## SET PROBLEM:
Find the line containing "What does this". Retype it and every later line of the records exactly, leaving out pictures.

## EXTRACTED INFORMATION:
*-*-*

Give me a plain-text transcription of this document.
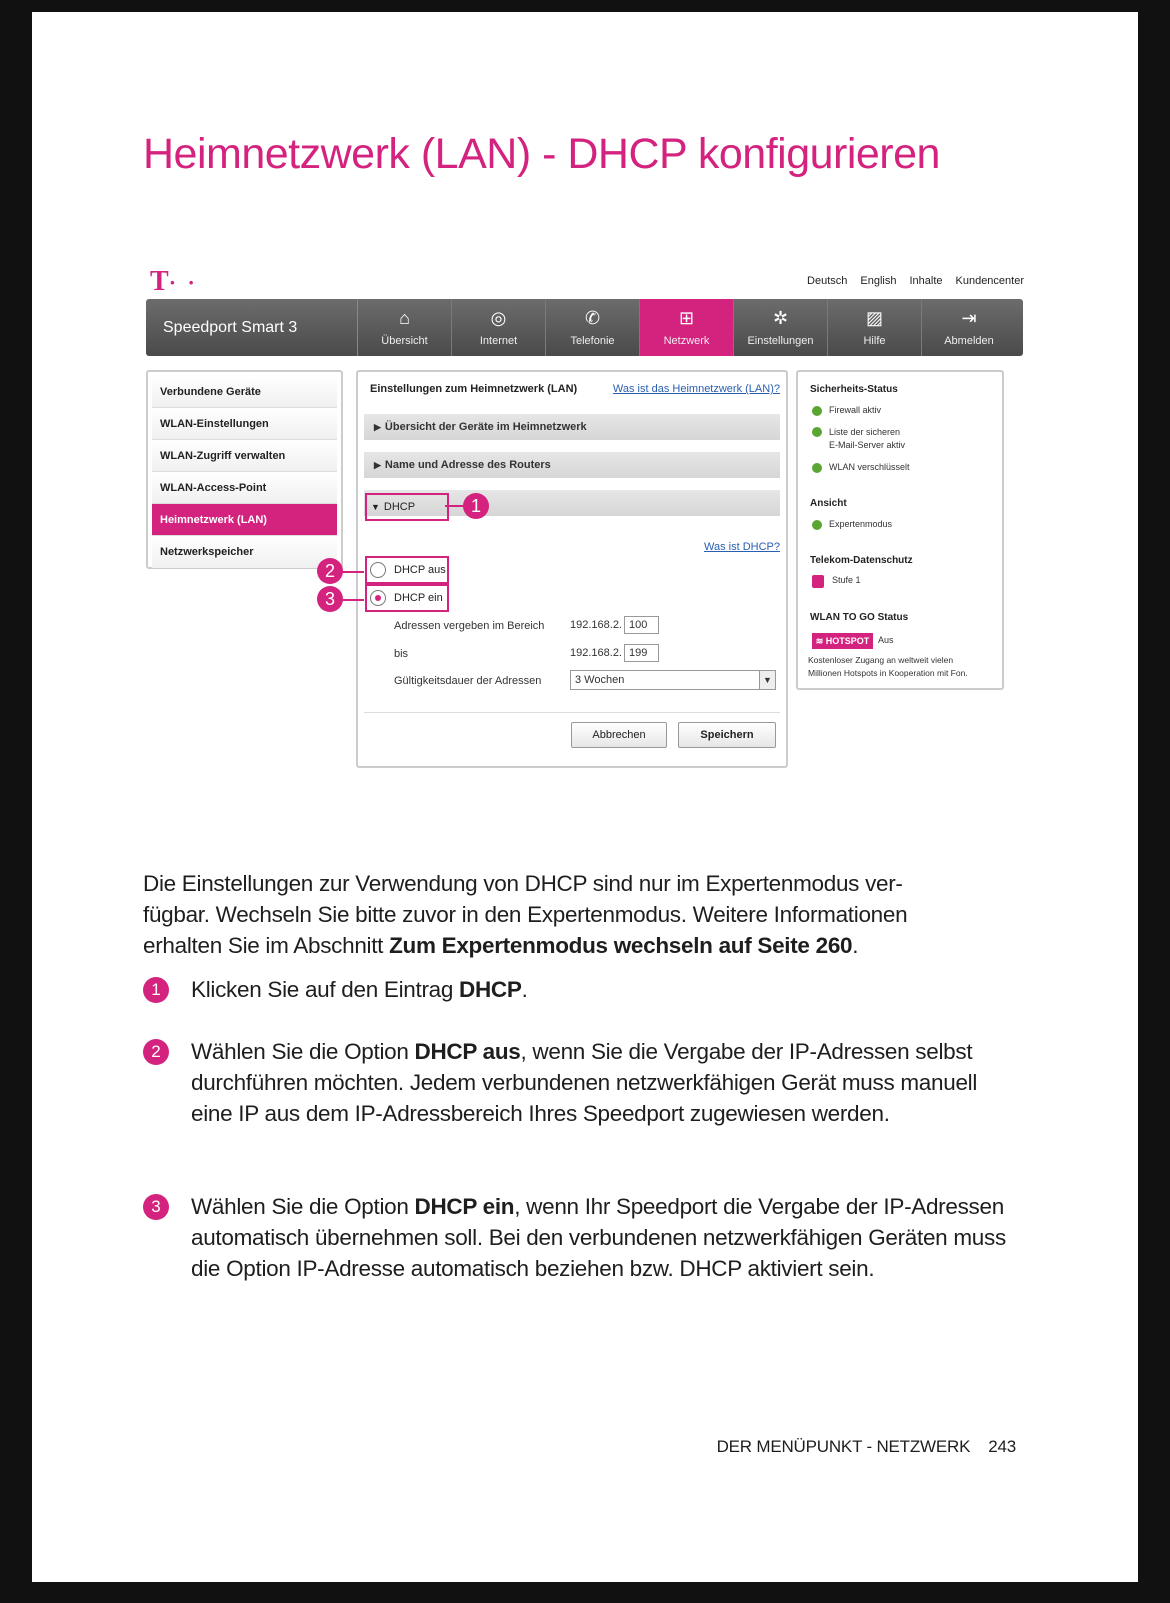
Heimnetzwerk (LAN) - DHCP konfigurieren
T· ·	Deutsch English Inhalte Kundencenter
Speedport Smart 3	⌂
Übersicht
◎
Internet
✆
Telefonie
⊞
Netzwerk
✲
Einstellungen
▨
Hilfe
⇥
Abmelden
Verbundene Geräte
WLAN-Einstellungen
WLAN-Zugriff verwalten
WLAN-Access-Point
Heimnetzwerk (LAN)
Netzwerkspeicher
Einstellungen zum Heimnetzwerk (LAN)	Was ist das Heimnetzwerk (LAN)?
▶ Übersicht der Geräte im Heimnetzwerk
▶ Name und Adresse des Routers
▼ DHCP
Was ist DHCP?
DHCP aus
DHCP ein
Adressen vergeben im Bereich 192.168.2. 100
bis	192.168.2. 199
Gültigkeitsdauer der Adressen	3 Wochen	▼
Abbrechen	Speichern
Sicherheits-Status
Firewall aktiv
Liste der sicheren
E-Mail-Server aktiv
WLAN verschlüsselt
Ansicht
Expertenmodus
Telekom-Datenschutz
Stufe 1
WLAN TO GO Status
≋ HOTSPOT Aus
Kostenloser Zugang an weltweit vielen
Millionen Hotspots in Kooperation mit Fon.
1
2
3
Die Einstellungen zur Verwendung von DHCP sind nur im Expertenmodus ver-
fügbar. Wechseln Sie bitte zuvor in den Expertenmodus. Weitere Informationen
erhalten Sie im Abschnitt Zum Expertenmodus wechseln auf Seite 260.
1	Klicken Sie auf den Eintrag DHCP.
2	Wählen Sie die Option DHCP aus, wenn Sie die Vergabe der IP-Adressen selbst durchführen möchten. Jedem verbundenen netzwerkfähigen Gerät muss manuell eine IP aus dem IP-Adressbereich Ihres Speedport zugewiesen werden.
3	Wählen Sie die Option DHCP ein, wenn Ihr Speedport die Vergabe der IP-Adressen automatisch übernehmen soll. Bei den verbundenen netzwerkfähigen Geräten muss die Option IP-Adresse automatisch beziehen bzw. DHCP aktiviert sein.
DER MENÜPUNKT - NETZWERK 243
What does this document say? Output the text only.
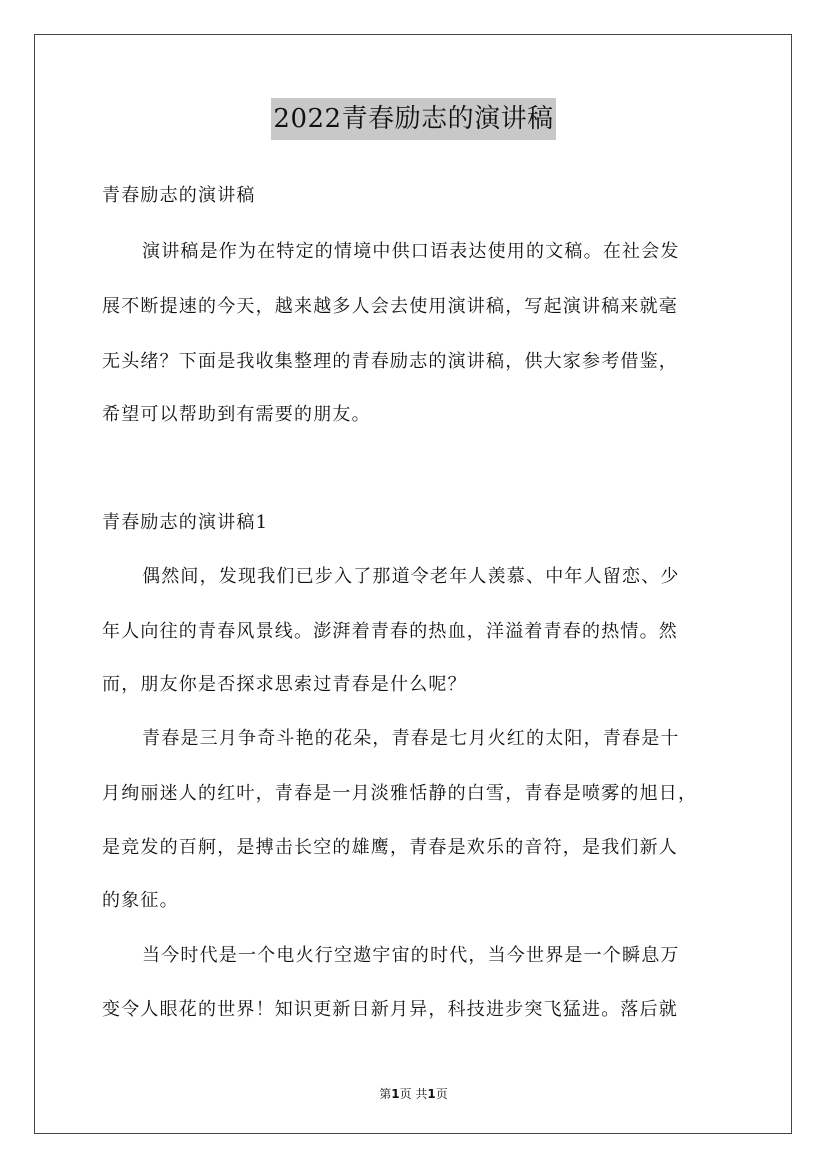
2022青春励志的演讲稿
青春励志的演讲稿
演讲稿是作为在特定的情境中供口语表达使用的文稿。在社会发
展不断提速的今天，越来越多人会去使用演讲稿，写起演讲稿来就毫
无头绪？下面是我收集整理的青春励志的演讲稿，供大家参考借鉴，
希望可以帮助到有需要的朋友。
青春励志的演讲稿1
偶然间，发现我们已步入了那道令老年人羡慕、中年人留恋、少
年人向往的青春风景线。澎湃着青春的热血，洋溢着青春的热情。然
而，朋友你是否探求思索过青春是什么呢？
青春是三月争奇斗艳的花朵，青春是七月火红的太阳，青春是十
月绚丽迷人的红叶，青春是一月淡雅恬静的白雪，青春是喷雾的旭日，
是竞发的百舸，是搏击长空的雄鹰，青春是欢乐的音符，是我们新人
的象征。
当今时代是一个电火行空遨宇宙的时代，当今世界是一个瞬息万
变令人眼花的世界！知识更新日新月异，科技进步突飞猛进。落后就
第1页 共1页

*-*-*

## RESPONSE:
What does this document say? Output the text only.
2022青春励志的演讲稿
青春励志的演讲稿
演讲稿是作为在特定的情境中供口语表达使用的文稿。在社会发
展不断提速的今天，越来越多人会去使用演讲稿，写起演讲稿来就毫
无头绪？下面是我收集整理的青春励志的演讲稿，供大家参考借鉴，
希望可以帮助到有需要的朋友。
青春励志的演讲稿1
偶然间，发现我们已步入了那道令老年人羡慕、中年人留恋、少
年人向往的青春风景线。澎湃着青春的热血，洋溢着青春的热情。然
而，朋友你是否探求思索过青春是什么呢？
青春是三月争奇斗艳的花朵，青春是七月火红的太阳，青春是十
月绚丽迷人的红叶，青春是一月淡雅恬静的白雪，青春是喷雾的旭日，
是竞发的百舸，是搏击长空的雄鹰，青春是欢乐的音符，是我们新人
的象征。
当今时代是一个电火行空遨宇宙的时代，当今世界是一个瞬息万
变令人眼花的世界！知识更新日新月异，科技进步突飞猛进。落后就
第1页 共1页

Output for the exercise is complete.